» PROBLEM STATEMENT
Copy out each line exactly as it appears.

» SUPPLIED RECORDS
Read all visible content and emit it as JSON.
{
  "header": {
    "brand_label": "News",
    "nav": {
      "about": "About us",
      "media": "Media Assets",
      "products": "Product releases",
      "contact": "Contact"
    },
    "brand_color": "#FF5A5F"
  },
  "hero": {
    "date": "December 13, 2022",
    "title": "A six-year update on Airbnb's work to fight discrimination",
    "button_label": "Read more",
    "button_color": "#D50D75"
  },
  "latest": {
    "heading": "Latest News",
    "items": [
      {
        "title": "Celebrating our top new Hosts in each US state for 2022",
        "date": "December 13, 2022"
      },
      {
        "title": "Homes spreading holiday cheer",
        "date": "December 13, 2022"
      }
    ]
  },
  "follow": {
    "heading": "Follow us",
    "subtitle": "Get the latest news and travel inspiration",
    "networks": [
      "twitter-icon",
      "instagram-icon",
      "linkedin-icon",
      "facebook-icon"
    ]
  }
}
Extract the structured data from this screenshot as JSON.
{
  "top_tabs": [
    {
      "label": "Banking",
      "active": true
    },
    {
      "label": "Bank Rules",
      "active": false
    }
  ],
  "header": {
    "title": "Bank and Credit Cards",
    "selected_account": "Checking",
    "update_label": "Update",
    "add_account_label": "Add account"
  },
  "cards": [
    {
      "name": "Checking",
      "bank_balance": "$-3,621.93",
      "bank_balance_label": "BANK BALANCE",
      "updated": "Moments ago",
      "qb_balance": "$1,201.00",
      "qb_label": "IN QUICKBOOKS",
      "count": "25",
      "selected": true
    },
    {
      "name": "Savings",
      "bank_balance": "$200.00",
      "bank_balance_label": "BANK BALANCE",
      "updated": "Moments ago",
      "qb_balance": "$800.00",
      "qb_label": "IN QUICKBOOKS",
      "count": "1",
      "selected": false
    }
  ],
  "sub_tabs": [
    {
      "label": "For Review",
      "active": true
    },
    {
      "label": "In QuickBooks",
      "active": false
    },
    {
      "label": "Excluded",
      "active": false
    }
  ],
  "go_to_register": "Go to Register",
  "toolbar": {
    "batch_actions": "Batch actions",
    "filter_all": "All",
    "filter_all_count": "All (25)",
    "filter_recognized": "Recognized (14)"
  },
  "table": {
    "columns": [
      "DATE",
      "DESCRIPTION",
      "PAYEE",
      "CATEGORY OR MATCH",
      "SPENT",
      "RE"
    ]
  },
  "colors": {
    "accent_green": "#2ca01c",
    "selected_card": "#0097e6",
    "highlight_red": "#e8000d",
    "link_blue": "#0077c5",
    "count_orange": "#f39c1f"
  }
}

» SOLVED EXERCISE
Read all visible content and emit it as JSON.
{
  "header": {
    "brand_label": "News",
    "nav": {
      "about": "About us",
      "media": "Media Assets",
      "products": "Product releases",
      "contact": "Contact"
    },
    "brand_color": "#FF5A5F"
  },
  "hero": {
    "date": "December 13, 2022",
    "title": "A six-year update on Airbnb's work to fight discrimination",
    "button_label": "Read more",
    "button_color": "#D50D75"
  },
  "latest": {
    "heading": "Latest News",
    "items": [
      {
        "title": "Celebrating our top new Hosts in each US state for 2022",
        "date": "December 13, 2022"
      },
      {
        "title": "Homes spreading holiday cheer",
        "date": "December 13, 2022"
      }
    ]
  },
  "follow": {
    "heading": "Follow us",
    "subtitle": "Get the latest news and travel inspiration",
    "networks": [
      "twitter-icon",
      "instagram-icon",
      "linkedin-icon",
      "facebook-icon"
    ]
  }
}
Extract the structured data from this screenshot as JSON.
{
  "top_tabs": [
    {
      "label": "Banking",
      "active": true
    },
    {
      "label": "Bank Rules",
      "active": false
    }
  ],
  "header": {
    "title": "Bank and Credit Cards",
    "selected_account": "Checking",
    "update_label": "Update",
    "add_account_label": "Add account"
  },
  "cards": [
    {
      "name": "Checking",
      "bank_balance": "$-3,621.93",
      "bank_balance_label": "BANK BALANCE",
      "updated": "Moments ago",
      "qb_balance": "$1,201.00",
      "qb_label": "IN QUICKBOOKS",
      "count": "25",
      "selected": true
    },
    {
      "name": "Savings",
      "bank_balance": "$200.00",
      "bank_balance_label": "BANK BALANCE",
      "updated": "Moments ago",
      "qb_balance": "$800.00",
      "qb_label": "IN QUICKBOOKS",
      "count": "1",
      "selected": false
    }
  ],
  "sub_tabs": [
    {
      "label": "For Review",
      "active": true
    },
    {
      "label": "In QuickBooks",
      "active": false
    },
    {
      "label": "Excluded",
      "active": false
    }
  ],
  "go_to_register": "Go to Register",
  "toolbar": {
    "batch_actions": "Batch actions",
    "filter_all": "All",
    "filter_all_count": "All (25)",
    "filter_recognized": "Recognized (14)"
  },
  "table": {
    "columns": [
      "DATE",
      "DESCRIPTION",
      "PAYEE",
      "CATEGORY OR MATCH",
      "SPENT",
      "RE"
    ]
  },
  "colors": {
    "accent_green": "#2ca01c",
    "selected_card": "#0097e6",
    "highlight_red": "#e8000d",
    "link_blue": "#0077c5",
    "count_orange": "#f39c1f"
  }
}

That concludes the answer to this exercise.